Dataset entries:
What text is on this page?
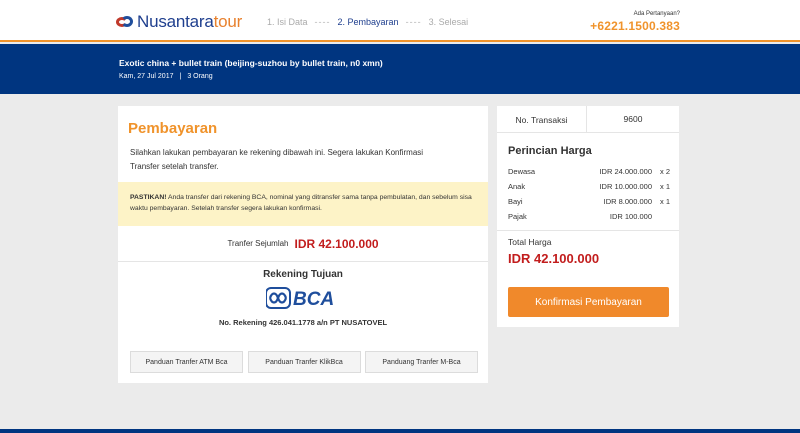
Nusantaratour	1. Isi Data ---- 2. Pembayaran ---- 3. Selesai
Ada Pertanyaan?
+6221.1500.383
Exotic china + bullet train (beijing-suzhou by bullet train, n0 xmn)
Kam, 27 Jul 2017 | 3 Orang
Pembayaran
Silahkan lakukan pembayaran ke rekening dibawah ini. Segera lakukan Konfirmasi Transfer setelah transfer.
PASTIKAN! Anda transfer dari rekening BCA, nominal yang ditransfer sama tanpa pembulatan, dan sebelum sisa waktu pembayaran. Setelah transfer segera lakukan konfirmasi.
Tranfer Sejumlah IDR 42.100.000
Rekening Tujuan
BCA
No. Rekening 426.041.1778 a/n PT NUSATOVEL
Panduan Tranfer ATM Bca	Panduan Tranfer KlikBca	Panduang Tranfer M-Bca
No. Transaksi	9600
Perincian Harga
Dewasa	IDR 24.000.000	x 2
Anak	IDR 10.000.000	x 1
Bayi	IDR 8.000.000	x 1
Pajak	IDR 100.000
Total Harga
IDR 42.100.000
Konfirmasi Pembayaran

Your instructions: Copy each line above that contains the word "lakukan".

Full answer:
Silahkan lakukan pembayaran ke rekening dibawah ini. Segera lakukan Konfirmasi Transfer setelah transfer.
PASTIKAN! Anda transfer dari rekening BCA, nominal yang ditransfer sama tanpa pembulatan, dan sebelum sisa waktu pembayaran. Setelah transfer segera lakukan konfirmasi.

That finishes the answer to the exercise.